#### [Problem description]
Carry none of the pictures over; write out the complete data exactly.

-=-=-=-=-

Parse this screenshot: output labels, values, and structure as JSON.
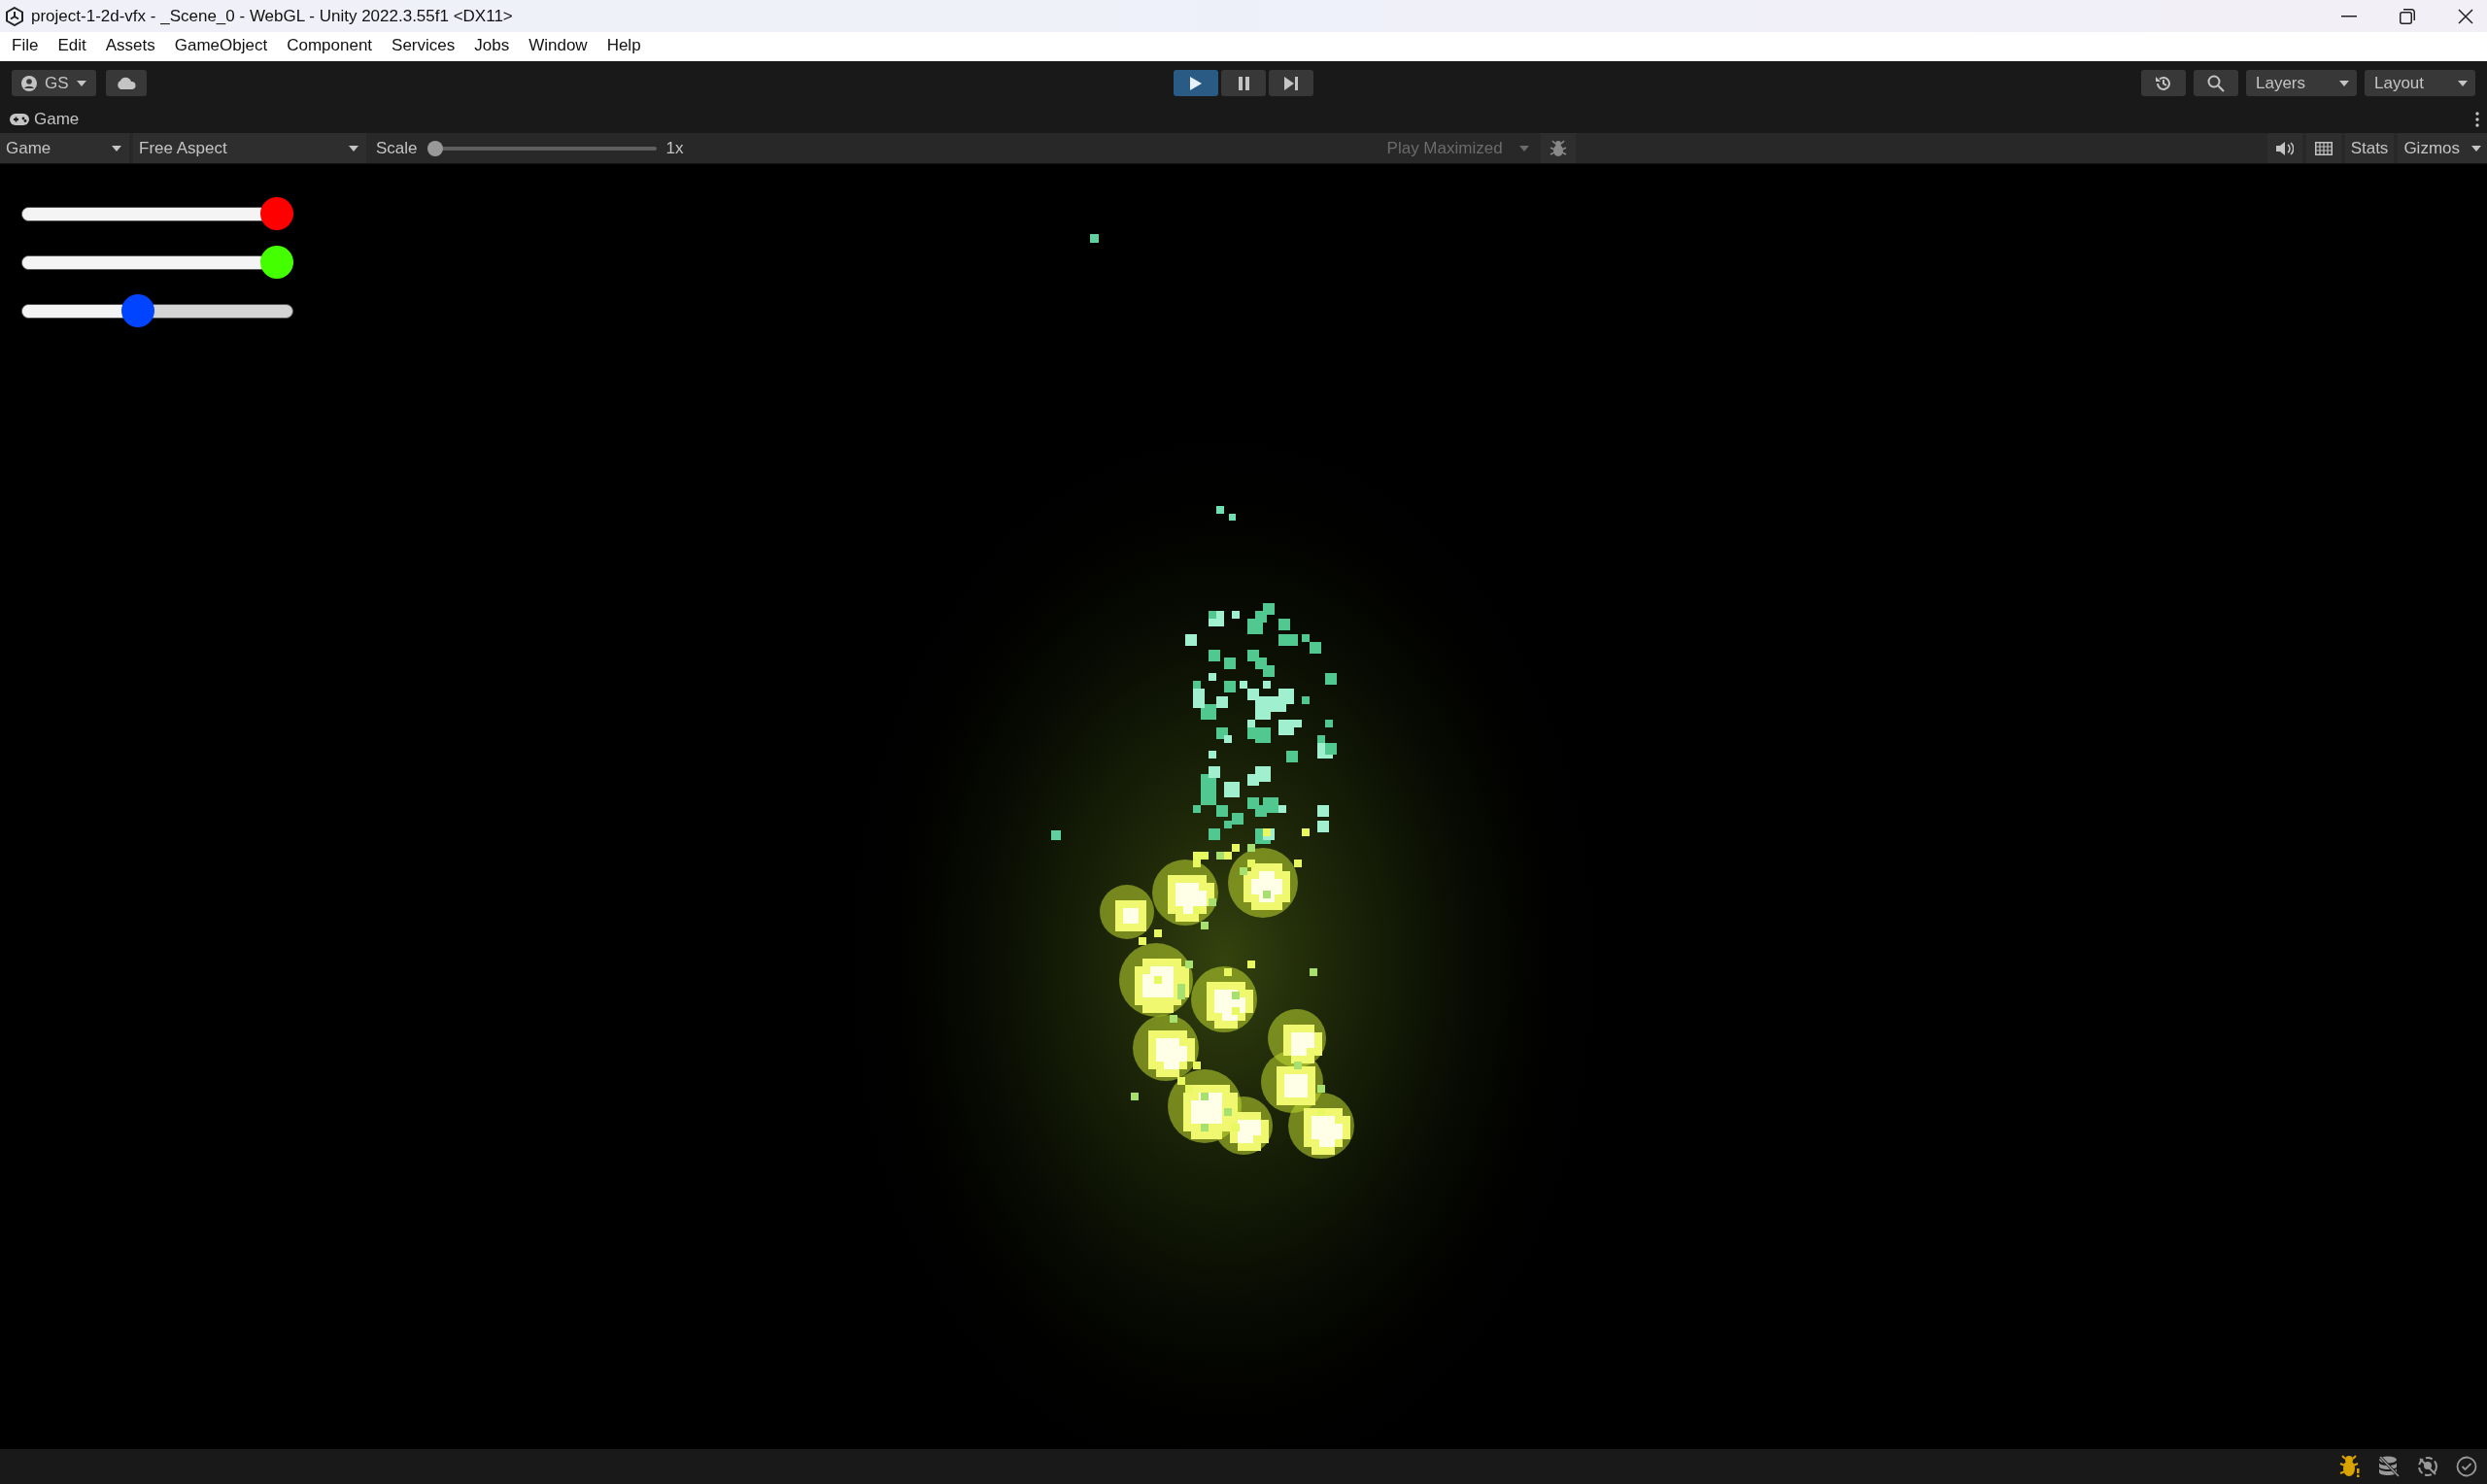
{
  "window": {
    "title": "project-1-2d-vfx - _Scene_0 - WebGL - Unity 2022.3.55f1 <DX11>"
  },
  "menu": [
    "File",
    "Edit",
    "Assets",
    "GameObject",
    "Component",
    "Services",
    "Jobs",
    "Window",
    "Help"
  ],
  "toolbar": {
    "account": "GS",
    "playing": true,
    "paused": false,
    "layers": "Layers",
    "layout": "Layout"
  },
  "panel": {
    "tab": "Game",
    "display": "Game",
    "aspect": "Free Aspect",
    "scale_label": "Scale",
    "scale": {
      "level": 0,
      "reading": "1x"
    },
    "play_maximized": {
      "label": "Play Maximized",
      "disabled": true
    },
    "stats": "Stats",
    "gizmos": "Gizmos"
  },
  "sliders": [
    {
      "color": "#ff0000",
      "level": 1
    },
    {
      "color": "#44ff00",
      "level": 1
    },
    {
      "color": "#0044ff",
      "level": 0.42
    }
  ]
}
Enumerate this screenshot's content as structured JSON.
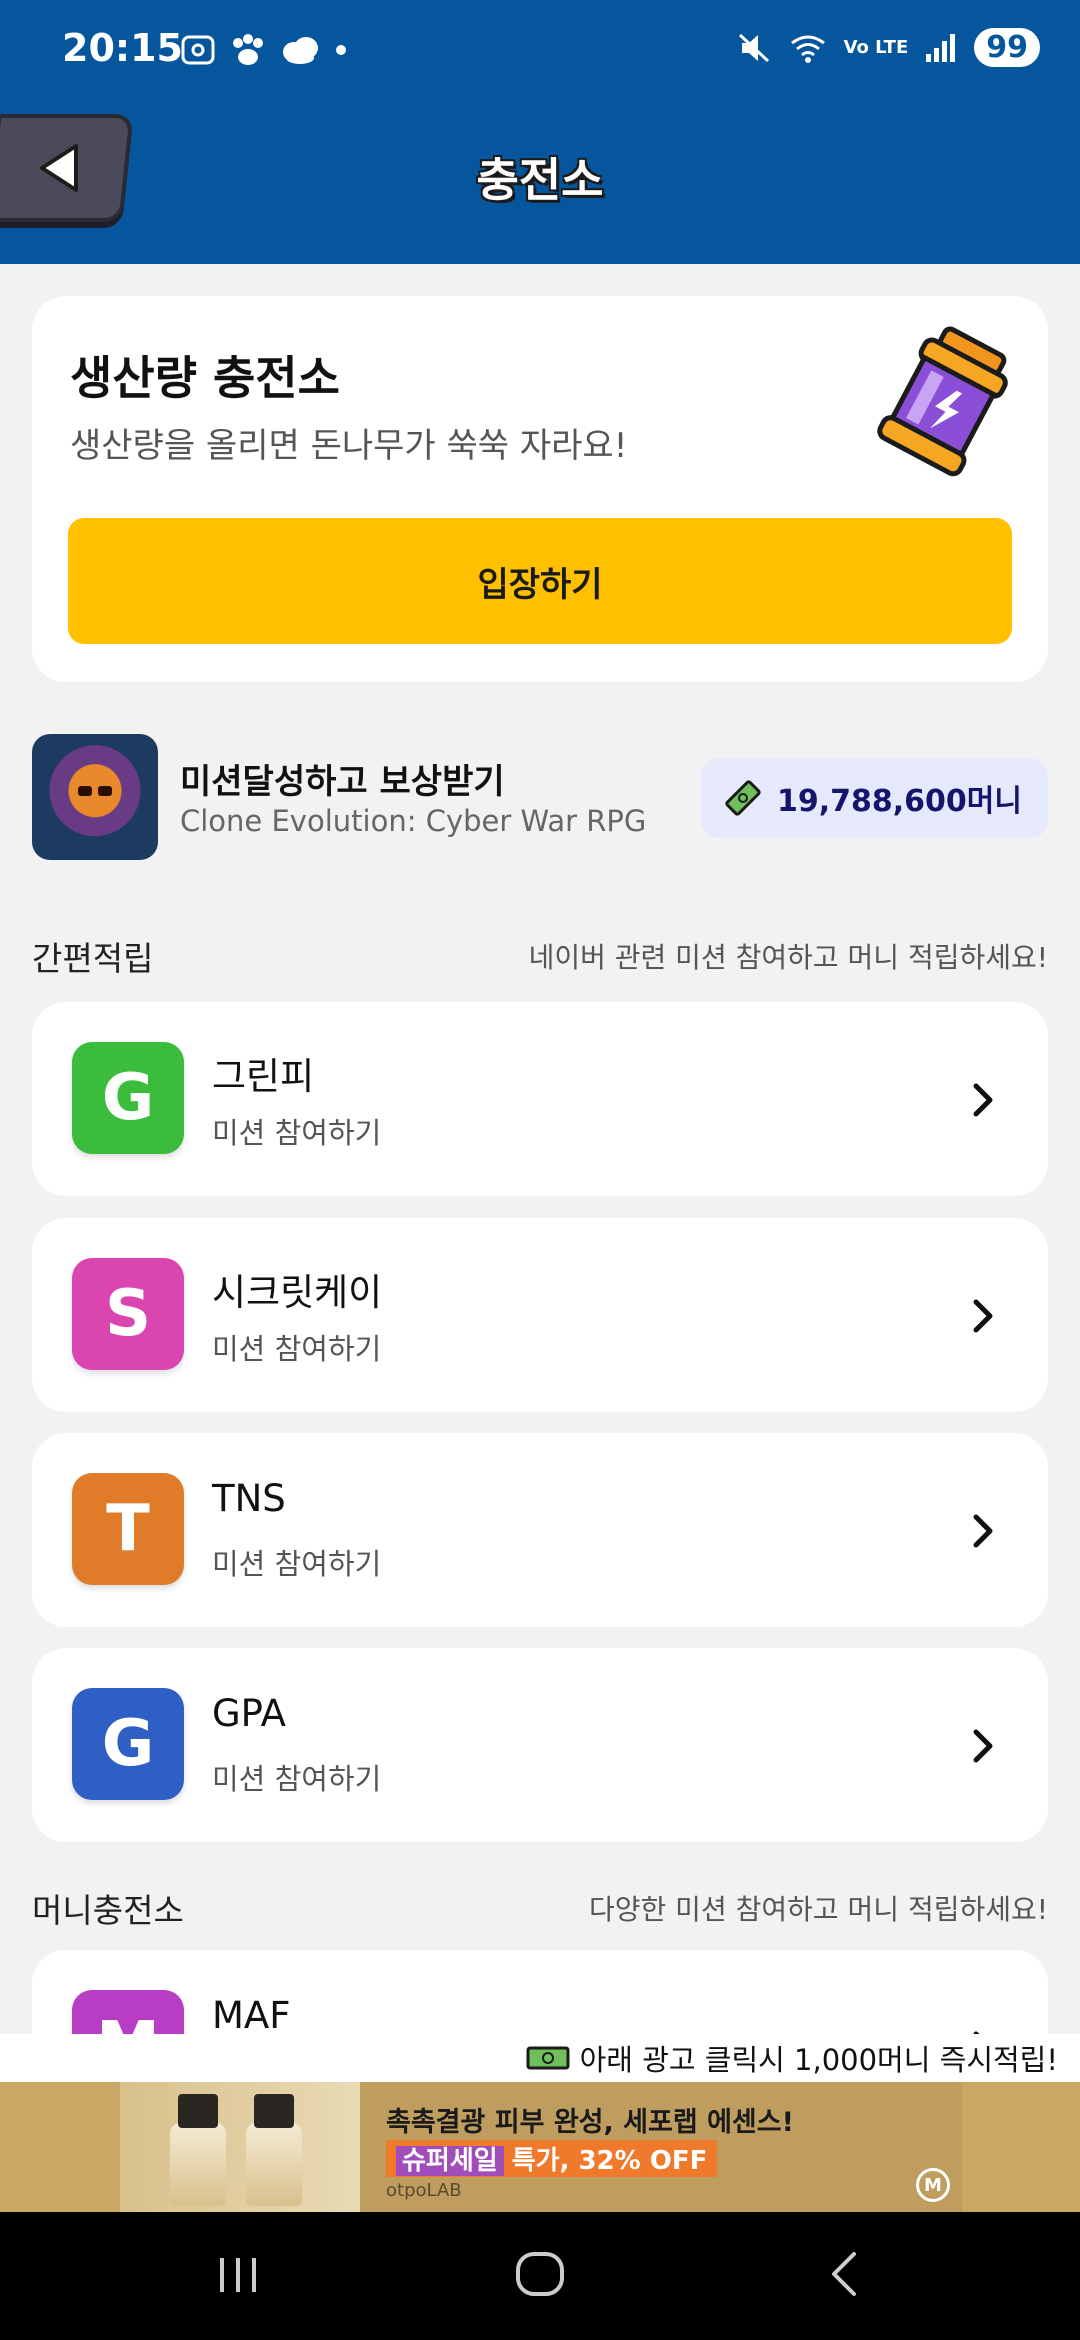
{
  "status_bar": {
    "time": "20:15",
    "battery": "99",
    "network_label": "Vo LTE",
    "left_icons": [
      "screenshot-icon",
      "paw-icon",
      "cloud-icon",
      "dot-icon"
    ],
    "right_icons": [
      "mute-icon",
      "wifi-icon",
      "lte-icon",
      "signal-icon"
    ]
  },
  "header": {
    "title": "충전소"
  },
  "charge_card": {
    "title": "생산량 충전소",
    "description": "생산량을 올리면 돈나무가 쑥쑥 자라요!",
    "button_label": "입장하기"
  },
  "mission": {
    "title": "미션달성하고 보상받기",
    "subtitle": "Clone Evolution: Cyber War RPG",
    "reward": "19,788,600머니"
  },
  "quick_section": {
    "title": "간편적립",
    "subtitle": "네이버 관련 미션 참여하고 머니 적립하세요!",
    "items": [
      {
        "letter": "G",
        "name": "그린피",
        "sub": "미션 참여하기",
        "color": "#3cbc3c"
      },
      {
        "letter": "S",
        "name": "시크릿케이",
        "sub": "미션 참여하기",
        "color": "#db45b0"
      },
      {
        "letter": "T",
        "name": "TNS",
        "sub": "미션 참여하기",
        "color": "#e07b2a"
      },
      {
        "letter": "G",
        "name": "GPA",
        "sub": "미션 참여하기",
        "color": "#2f5fc4"
      }
    ]
  },
  "money_section": {
    "title": "머니충전소",
    "subtitle": "다양한 미션 참여하고 머니 적립하세요!",
    "items": [
      {
        "letter": "M",
        "name": "MAF",
        "color": "#b83cc4"
      }
    ]
  },
  "ad": {
    "note": "아래 광고 클릭시 1,000머니 즉시적립!",
    "headline": "촉촉결광 피부 완성, 세포랩 에센스!",
    "badge": "슈퍼세일",
    "offer": "특가, 32% OFF",
    "brand": "otpoLAB",
    "mark": "M"
  },
  "colors": {
    "header_bg": "#05569d",
    "accent_button": "#ffc000",
    "reward_bg": "#e6e9fb",
    "page_bg": "#f2f2f2"
  }
}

-=-=-=-=-

#### [Solution to this task]
Parse this screenshot: output labels, values, and structure as JSON.
{
  "window": {
    "title": "project-1-2d-vfx - _Scene_0 - WebGL - Unity 2022.3.55f1 <DX11>"
  },
  "menu": [
    "File",
    "Edit",
    "Assets",
    "GameObject",
    "Component",
    "Services",
    "Jobs",
    "Window",
    "Help"
  ],
  "toolbar": {
    "account": "GS",
    "playing": true,
    "paused": false,
    "layers": "Layers",
    "layout": "Layout"
  },
  "panel": {
    "tab": "Game",
    "display": "Game",
    "aspect": "Free Aspect",
    "scale_label": "Scale",
    "scale": {
      "level": 0,
      "reading": "1x"
    },
    "play_maximized": {
      "label": "Play Maximized",
      "disabled": true
    },
    "stats": "Stats",
    "gizmos": "Gizmos"
  },
  "sliders": [
    {
      "color": "#ff0000",
      "level": 1
    },
    {
      "color": "#44ff00",
      "level": 1
    },
    {
      "color": "#0044ff",
      "level": 0.42
    }
  ]
}
Enumerate this screenshot's content as structured JSON.
{
  "status_bar": {
    "time": "20:15",
    "battery": "99",
    "network_label": "Vo LTE",
    "left_icons": [
      "screenshot-icon",
      "paw-icon",
      "cloud-icon",
      "dot-icon"
    ],
    "right_icons": [
      "mute-icon",
      "wifi-icon",
      "lte-icon",
      "signal-icon"
    ]
  },
  "header": {
    "title": "충전소"
  },
  "charge_card": {
    "title": "생산량 충전소",
    "description": "생산량을 올리면 돈나무가 쑥쑥 자라요!",
    "button_label": "입장하기"
  },
  "mission": {
    "title": "미션달성하고 보상받기",
    "subtitle": "Clone Evolution: Cyber War RPG",
    "reward": "19,788,600머니"
  },
  "quick_section": {
    "title": "간편적립",
    "subtitle": "네이버 관련 미션 참여하고 머니 적립하세요!",
    "items": [
      {
        "letter": "G",
        "name": "그린피",
        "sub": "미션 참여하기",
        "color": "#3cbc3c"
      },
      {
        "letter": "S",
        "name": "시크릿케이",
        "sub": "미션 참여하기",
        "color": "#db45b0"
      },
      {
        "letter": "T",
        "name": "TNS",
        "sub": "미션 참여하기",
        "color": "#e07b2a"
      },
      {
        "letter": "G",
        "name": "GPA",
        "sub": "미션 참여하기",
        "color": "#2f5fc4"
      }
    ]
  },
  "money_section": {
    "title": "머니충전소",
    "subtitle": "다양한 미션 참여하고 머니 적립하세요!",
    "items": [
      {
        "letter": "M",
        "name": "MAF",
        "color": "#b83cc4"
      }
    ]
  },
  "ad": {
    "note": "아래 광고 클릭시 1,000머니 즉시적립!",
    "headline": "촉촉결광 피부 완성, 세포랩 에센스!",
    "badge": "슈퍼세일",
    "offer": "특가, 32% OFF",
    "brand": "otpoLAB",
    "mark": "M"
  },
  "colors": {
    "header_bg": "#05569d",
    "accent_button": "#ffc000",
    "reward_bg": "#e6e9fb",
    "page_bg": "#f2f2f2"
  }
}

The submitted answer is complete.